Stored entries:
————
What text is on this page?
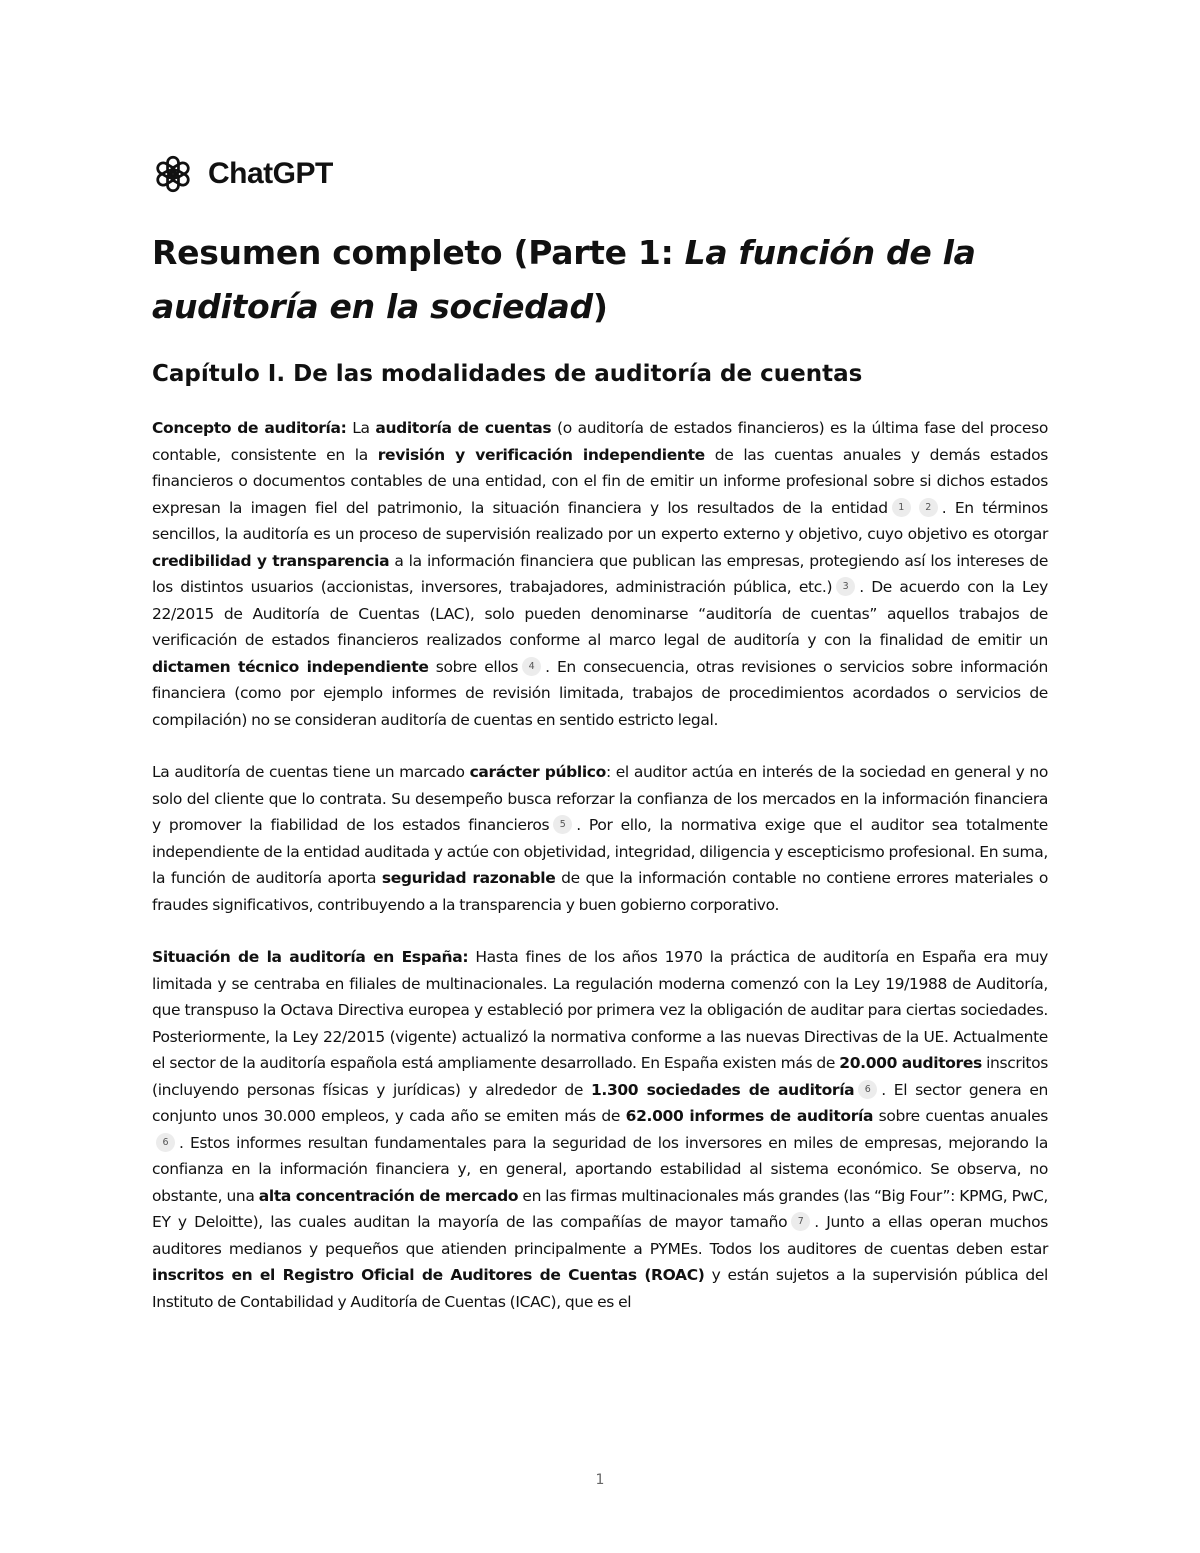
ChatGPT
Resumen completo (Parte 1: La función de la auditoría en la sociedad)
Capítulo I. De las modalidades de auditoría de cuentas

Concepto de auditoría: La auditoría de cuentas (o auditoría de estados financieros) es la última fase del proceso contable, consistente en la revisión y verificación independiente de las cuentas anuales y demás estados financieros o documentos contables de una entidad, con el fin de emitir un informe profesional sobre si dichos estados expresan la imagen fiel del patrimonio, la situación financiera y los resultados de la entidad 1 2 . En términos sencillos, la auditoría es un proceso de supervisión realizado por un experto externo y objetivo, cuyo objetivo es otorgar credibilidad y transparencia a la información financiera que publican las empresas, protegiendo así los intereses de los distintos usuarios (accionistas, inversores, trabajadores, administración pública, etc.) 3 . De acuerdo con la Ley 22/2015 de Auditoría de Cuentas (LAC), solo pueden denominarse “auditoría de cuentas” aquellos trabajos de verificación de estados financieros realizados conforme al marco legal de auditoría y con la finalidad de emitir un dictamen técnico independiente sobre ellos 4 . En consecuencia, otras revisiones o servicios sobre información financiera (como por ejemplo informes de revisión limitada, trabajos de procedimientos acordados o servicios de compilación) no se consideran auditoría de cuentas en sentido estricto legal.

La auditoría de cuentas tiene un marcado carácter público: el auditor actúa en interés de la sociedad en general y no solo del cliente que lo contrata. Su desempeño busca reforzar la confianza de los mercados en la información financiera y promover la fiabilidad de los estados financieros 5 . Por ello, la normativa exige que el auditor sea totalmente independiente de la entidad auditada y actúe con objetividad, integridad, diligencia y escepticismo profesional. En suma, la función de auditoría aporta seguridad razonable de que la información contable no contiene errores materiales o fraudes significativos, contribuyendo a la transparencia y buen gobierno corporativo.

Situación de la auditoría en España: Hasta fines de los años 1970 la práctica de auditoría en España era muy limitada y se centraba en filiales de multinacionales. La regulación moderna comenzó con la Ley 19/1988 de Auditoría, que transpuso la Octava Directiva europea y estableció por primera vez la obligación de auditar para ciertas sociedades. Posteriormente, la Ley 22/2015 (vigente) actualizó la normativa conforme a las nuevas Directivas de la UE. Actualmente el sector de la auditoría española está ampliamente desarrollado. En España existen más de 20.000 auditores inscritos (incluyendo personas físicas y jurídicas) y alrededor de 1.300 sociedades de auditoría 6 . El sector genera en conjunto unos 30.000 empleos, y cada año se emiten más de 62.000 informes de auditoría sobre cuentas anuales6 . Estos informes resultan fundamentales para la seguridad de los inversores en miles de empresas, mejorando la confianza en la información financiera y, en general, aportando estabilidad al sistema económico. Se observa, no obstante, una alta concentración de mercado en las firmas multinacionales más grandes (las “Big Four”: KPMG, PwC, EY y Deloitte), las cuales auditan la mayoría de las compañías de mayor tamaño 7 . Junto a ellas operan muchos auditores medianos y pequeños que atienden principalmente a PYMEs. Todos los auditores de cuentas deben estar inscritos en el Registro Oficial de Auditores de Cuentas (ROAC) y están sujetos a la supervisión pública del Instituto de Contabilidad y Auditoría de Cuentas (ICAC), que es el

1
————
Images do not belong in the copy; reproduce all other parts of the records above verbatim.

COMPLETE RESPONSE:
What text is on this page?
ChatGPT
Resumen completo (Parte 1: La función de la auditoría en la sociedad)
Capítulo I. De las modalidades de auditoría de cuentas

Concepto de auditoría: La auditoría de cuentas (o auditoría de estados financieros) es la última fase del proceso contable, consistente en la revisión y verificación independiente de las cuentas anuales y demás estados financieros o documentos contables de una entidad, con el fin de emitir un informe profesional sobre si dichos estados expresan la imagen fiel del patrimonio, la situación financiera y los resultados de la entidad 1 2 . En términos sencillos, la auditoría es un proceso de supervisión realizado por un experto externo y objetivo, cuyo objetivo es otorgar credibilidad y transparencia a la información financiera que publican las empresas, protegiendo así los intereses de los distintos usuarios (accionistas, inversores, trabajadores, administración pública, etc.) 3 . De acuerdo con la Ley 22/2015 de Auditoría de Cuentas (LAC), solo pueden denominarse “auditoría de cuentas” aquellos trabajos de verificación de estados financieros realizados conforme al marco legal de auditoría y con la finalidad de emitir un dictamen técnico independiente sobre ellos 4 . En consecuencia, otras revisiones o servicios sobre información financiera (como por ejemplo informes de revisión limitada, trabajos de procedimientos acordados o servicios de compilación) no se consideran auditoría de cuentas en sentido estricto legal.

La auditoría de cuentas tiene un marcado carácter público: el auditor actúa en interés de la sociedad en general y no solo del cliente que lo contrata. Su desempeño busca reforzar la confianza de los mercados en la información financiera y promover la fiabilidad de los estados financieros 5 . Por ello, la normativa exige que el auditor sea totalmente independiente de la entidad auditada y actúe con objetividad, integridad, diligencia y escepticismo profesional. En suma, la función de auditoría aporta seguridad razonable de que la información contable no contiene errores materiales o fraudes significativos, contribuyendo a la transparencia y buen gobierno corporativo.

Situación de la auditoría en España: Hasta fines de los años 1970 la práctica de auditoría en España era muy limitada y se centraba en filiales de multinacionales. La regulación moderna comenzó con la Ley 19/1988 de Auditoría, que transpuso la Octava Directiva europea y estableció por primera vez la obligación de auditar para ciertas sociedades. Posteriormente, la Ley 22/2015 (vigente) actualizó la normativa conforme a las nuevas Directivas de la UE. Actualmente el sector de la auditoría española está ampliamente desarrollado. En España existen más de 20.000 auditores inscritos (incluyendo personas físicas y jurídicas) y alrededor de 1.300 sociedades de auditoría 6 . El sector genera en conjunto unos 30.000 empleos, y cada año se emiten más de 62.000 informes de auditoría sobre cuentas anuales6 . Estos informes resultan fundamentales para la seguridad de los inversores en miles de empresas, mejorando la confianza en la información financiera y, en general, aportando estabilidad al sistema económico. Se observa, no obstante, una alta concentración de mercado en las firmas multinacionales más grandes (las “Big Four”: KPMG, PwC, EY y Deloitte), las cuales auditan la mayoría de las compañías de mayor tamaño 7 . Junto a ellas operan muchos auditores medianos y pequeños que atienden principalmente a PYMEs. Todos los auditores de cuentas deben estar inscritos en el Registro Oficial de Auditores de Cuentas (ROAC) y están sujetos a la supervisión pública del Instituto de Contabilidad y Auditoría de Cuentas (ICAC), que es el

1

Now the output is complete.